**Exercise objective**
Repeat every line below exactly, word for word.

[Lines of data]
──────────────────────────────
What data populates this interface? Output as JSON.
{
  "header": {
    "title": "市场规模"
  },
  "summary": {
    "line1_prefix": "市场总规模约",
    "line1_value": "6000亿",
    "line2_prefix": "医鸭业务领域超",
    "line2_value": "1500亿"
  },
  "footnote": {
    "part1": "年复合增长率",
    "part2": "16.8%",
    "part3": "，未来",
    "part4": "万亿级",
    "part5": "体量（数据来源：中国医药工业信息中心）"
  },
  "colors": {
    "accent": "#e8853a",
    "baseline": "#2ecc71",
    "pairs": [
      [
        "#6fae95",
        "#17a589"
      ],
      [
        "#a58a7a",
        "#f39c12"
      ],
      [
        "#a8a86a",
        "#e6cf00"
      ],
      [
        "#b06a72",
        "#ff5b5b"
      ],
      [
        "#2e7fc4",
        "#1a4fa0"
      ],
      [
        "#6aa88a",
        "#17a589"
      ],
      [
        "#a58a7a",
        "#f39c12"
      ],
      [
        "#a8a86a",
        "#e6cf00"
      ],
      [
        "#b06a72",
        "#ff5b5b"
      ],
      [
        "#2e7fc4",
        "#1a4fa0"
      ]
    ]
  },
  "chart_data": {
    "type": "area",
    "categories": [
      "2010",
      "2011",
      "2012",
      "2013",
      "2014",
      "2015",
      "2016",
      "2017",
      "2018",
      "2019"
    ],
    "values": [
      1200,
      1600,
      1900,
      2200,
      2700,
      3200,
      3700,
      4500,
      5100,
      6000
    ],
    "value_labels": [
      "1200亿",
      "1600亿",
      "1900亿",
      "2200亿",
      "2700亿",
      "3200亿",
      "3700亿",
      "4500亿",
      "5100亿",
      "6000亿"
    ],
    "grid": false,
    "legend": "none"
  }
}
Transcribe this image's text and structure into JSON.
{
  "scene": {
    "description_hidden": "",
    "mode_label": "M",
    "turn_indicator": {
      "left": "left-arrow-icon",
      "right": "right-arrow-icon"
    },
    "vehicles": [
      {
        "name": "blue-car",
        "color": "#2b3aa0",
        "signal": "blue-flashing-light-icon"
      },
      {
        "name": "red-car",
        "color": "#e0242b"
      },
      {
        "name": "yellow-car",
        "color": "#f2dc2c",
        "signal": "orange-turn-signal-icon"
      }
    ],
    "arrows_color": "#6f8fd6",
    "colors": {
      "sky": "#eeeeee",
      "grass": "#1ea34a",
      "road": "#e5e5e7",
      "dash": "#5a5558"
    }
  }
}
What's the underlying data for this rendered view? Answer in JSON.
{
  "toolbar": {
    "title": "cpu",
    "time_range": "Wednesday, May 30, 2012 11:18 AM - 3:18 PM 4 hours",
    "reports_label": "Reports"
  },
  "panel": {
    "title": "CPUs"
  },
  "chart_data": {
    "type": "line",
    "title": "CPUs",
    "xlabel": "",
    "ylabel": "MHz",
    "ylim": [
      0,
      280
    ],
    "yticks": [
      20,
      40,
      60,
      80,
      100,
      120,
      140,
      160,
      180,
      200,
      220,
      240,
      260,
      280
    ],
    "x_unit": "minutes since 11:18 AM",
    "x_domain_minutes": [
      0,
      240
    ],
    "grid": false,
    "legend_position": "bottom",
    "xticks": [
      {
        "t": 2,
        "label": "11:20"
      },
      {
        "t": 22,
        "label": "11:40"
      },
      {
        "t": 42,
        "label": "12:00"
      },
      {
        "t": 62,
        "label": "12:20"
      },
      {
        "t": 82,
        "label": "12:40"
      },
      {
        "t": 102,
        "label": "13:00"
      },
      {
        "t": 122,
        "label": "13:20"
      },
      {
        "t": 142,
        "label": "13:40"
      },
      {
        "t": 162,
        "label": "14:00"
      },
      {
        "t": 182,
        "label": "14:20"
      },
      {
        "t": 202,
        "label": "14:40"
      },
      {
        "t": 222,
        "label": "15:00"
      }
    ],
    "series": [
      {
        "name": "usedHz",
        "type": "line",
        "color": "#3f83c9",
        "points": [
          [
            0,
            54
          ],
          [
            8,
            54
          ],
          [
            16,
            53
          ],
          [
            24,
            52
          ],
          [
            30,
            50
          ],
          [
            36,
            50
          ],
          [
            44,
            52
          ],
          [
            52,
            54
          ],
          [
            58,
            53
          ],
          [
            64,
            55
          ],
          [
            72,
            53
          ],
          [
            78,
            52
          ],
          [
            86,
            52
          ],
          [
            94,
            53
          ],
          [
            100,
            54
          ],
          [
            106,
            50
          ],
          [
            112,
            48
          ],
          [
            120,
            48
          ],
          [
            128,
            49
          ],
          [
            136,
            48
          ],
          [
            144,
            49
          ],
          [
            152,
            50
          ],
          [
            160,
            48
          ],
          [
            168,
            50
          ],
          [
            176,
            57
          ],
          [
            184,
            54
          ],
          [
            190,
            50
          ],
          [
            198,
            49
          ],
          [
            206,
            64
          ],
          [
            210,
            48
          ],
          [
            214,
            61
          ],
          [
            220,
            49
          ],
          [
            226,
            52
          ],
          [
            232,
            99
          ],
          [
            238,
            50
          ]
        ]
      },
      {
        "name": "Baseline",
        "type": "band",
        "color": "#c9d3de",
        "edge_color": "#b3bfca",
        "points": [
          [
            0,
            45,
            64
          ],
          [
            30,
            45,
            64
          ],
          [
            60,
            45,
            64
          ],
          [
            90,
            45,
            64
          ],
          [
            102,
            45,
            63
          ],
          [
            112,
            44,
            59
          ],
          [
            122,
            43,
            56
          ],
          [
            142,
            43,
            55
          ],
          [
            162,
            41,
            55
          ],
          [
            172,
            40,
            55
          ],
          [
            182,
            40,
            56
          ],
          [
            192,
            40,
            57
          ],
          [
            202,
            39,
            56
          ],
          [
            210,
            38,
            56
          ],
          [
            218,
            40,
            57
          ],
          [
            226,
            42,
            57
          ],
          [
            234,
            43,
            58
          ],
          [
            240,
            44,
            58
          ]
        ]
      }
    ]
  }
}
──────────────────────────────
**Output**
What data populates this interface? Output as JSON.
{
  "header": {
    "title": "市场规模"
  },
  "summary": {
    "line1_prefix": "市场总规模约",
    "line1_value": "6000亿",
    "line2_prefix": "医鸭业务领域超",
    "line2_value": "1500亿"
  },
  "footnote": {
    "part1": "年复合增长率",
    "part2": "16.8%",
    "part3": "，未来",
    "part4": "万亿级",
    "part5": "体量（数据来源：中国医药工业信息中心）"
  },
  "colors": {
    "accent": "#e8853a",
    "baseline": "#2ecc71",
    "pairs": [
      [
        "#6fae95",
        "#17a589"
      ],
      [
        "#a58a7a",
        "#f39c12"
      ],
      [
        "#a8a86a",
        "#e6cf00"
      ],
      [
        "#b06a72",
        "#ff5b5b"
      ],
      [
        "#2e7fc4",
        "#1a4fa0"
      ],
      [
        "#6aa88a",
        "#17a589"
      ],
      [
        "#a58a7a",
        "#f39c12"
      ],
      [
        "#a8a86a",
        "#e6cf00"
      ],
      [
        "#b06a72",
        "#ff5b5b"
      ],
      [
        "#2e7fc4",
        "#1a4fa0"
      ]
    ]
  },
  "chart_data": {
    "type": "area",
    "categories": [
      "2010",
      "2011",
      "2012",
      "2013",
      "2014",
      "2015",
      "2016",
      "2017",
      "2018",
      "2019"
    ],
    "values": [
      1200,
      1600,
      1900,
      2200,
      2700,
      3200,
      3700,
      4500,
      5100,
      6000
    ],
    "value_labels": [
      "1200亿",
      "1600亿",
      "1900亿",
      "2200亿",
      "2700亿",
      "3200亿",
      "3700亿",
      "4500亿",
      "5100亿",
      "6000亿"
    ],
    "grid": false,
    "legend": "none"
  }
}
Transcribe this image's text and structure into JSON.
{
  "scene": {
    "description_hidden": "",
    "mode_label": "M",
    "turn_indicator": {
      "left": "left-arrow-icon",
      "right": "right-arrow-icon"
    },
    "vehicles": [
      {
        "name": "blue-car",
        "color": "#2b3aa0",
        "signal": "blue-flashing-light-icon"
      },
      {
        "name": "red-car",
        "color": "#e0242b"
      },
      {
        "name": "yellow-car",
        "color": "#f2dc2c",
        "signal": "orange-turn-signal-icon"
      }
    ],
    "arrows_color": "#6f8fd6",
    "colors": {
      "sky": "#eeeeee",
      "grass": "#1ea34a",
      "road": "#e5e5e7",
      "dash": "#5a5558"
    }
  }
}
What's the underlying data for this rendered view? Answer in JSON.
{
  "toolbar": {
    "title": "cpu",
    "time_range": "Wednesday, May 30, 2012 11:18 AM - 3:18 PM 4 hours",
    "reports_label": "Reports"
  },
  "panel": {
    "title": "CPUs"
  },
  "chart_data": {
    "type": "line",
    "title": "CPUs",
    "xlabel": "",
    "ylabel": "MHz",
    "ylim": [
      0,
      280
    ],
    "yticks": [
      20,
      40,
      60,
      80,
      100,
      120,
      140,
      160,
      180,
      200,
      220,
      240,
      260,
      280
    ],
    "x_unit": "minutes since 11:18 AM",
    "x_domain_minutes": [
      0,
      240
    ],
    "grid": false,
    "legend_position": "bottom",
    "xticks": [
      {
        "t": 2,
        "label": "11:20"
      },
      {
        "t": 22,
        "label": "11:40"
      },
      {
        "t": 42,
        "label": "12:00"
      },
      {
        "t": 62,
        "label": "12:20"
      },
      {
        "t": 82,
        "label": "12:40"
      },
      {
        "t": 102,
        "label": "13:00"
      },
      {
        "t": 122,
        "label": "13:20"
      },
      {
        "t": 142,
        "label": "13:40"
      },
      {
        "t": 162,
        "label": "14:00"
      },
      {
        "t": 182,
        "label": "14:20"
      },
      {
        "t": 202,
        "label": "14:40"
      },
      {
        "t": 222,
        "label": "15:00"
      }
    ],
    "series": [
      {
        "name": "usedHz",
        "type": "line",
        "color": "#3f83c9",
        "points": [
          [
            0,
            54
          ],
          [
            8,
            54
          ],
          [
            16,
            53
          ],
          [
            24,
            52
          ],
          [
            30,
            50
          ],
          [
            36,
            50
          ],
          [
            44,
            52
          ],
          [
            52,
            54
          ],
          [
            58,
            53
          ],
          [
            64,
            55
          ],
          [
            72,
            53
          ],
          [
            78,
            52
          ],
          [
            86,
            52
          ],
          [
            94,
            53
          ],
          [
            100,
            54
          ],
          [
            106,
            50
          ],
          [
            112,
            48
          ],
          [
            120,
            48
          ],
          [
            128,
            49
          ],
          [
            136,
            48
          ],
          [
            144,
            49
          ],
          [
            152,
            50
          ],
          [
            160,
            48
          ],
          [
            168,
            50
          ],
          [
            176,
            57
          ],
          [
            184,
            54
          ],
          [
            190,
            50
          ],
          [
            198,
            49
          ],
          [
            206,
            64
          ],
          [
            210,
            48
          ],
          [
            214,
            61
          ],
          [
            220,
            49
          ],
          [
            226,
            52
          ],
          [
            232,
            99
          ],
          [
            238,
            50
          ]
        ]
      },
      {
        "name": "Baseline",
        "type": "band",
        "color": "#c9d3de",
        "edge_color": "#b3bfca",
        "points": [
          [
            0,
            45,
            64
          ],
          [
            30,
            45,
            64
          ],
          [
            60,
            45,
            64
          ],
          [
            90,
            45,
            64
          ],
          [
            102,
            45,
            63
          ],
          [
            112,
            44,
            59
          ],
          [
            122,
            43,
            56
          ],
          [
            142,
            43,
            55
          ],
          [
            162,
            41,
            55
          ],
          [
            172,
            40,
            55
          ],
          [
            182,
            40,
            56
          ],
          [
            192,
            40,
            57
          ],
          [
            202,
            39,
            56
          ],
          [
            210,
            38,
            56
          ],
          [
            218,
            40,
            57
          ],
          [
            226,
            42,
            57
          ],
          [
            234,
            43,
            58
          ],
          [
            240,
            44,
            58
          ]
        ]
      }
    ]
  }
}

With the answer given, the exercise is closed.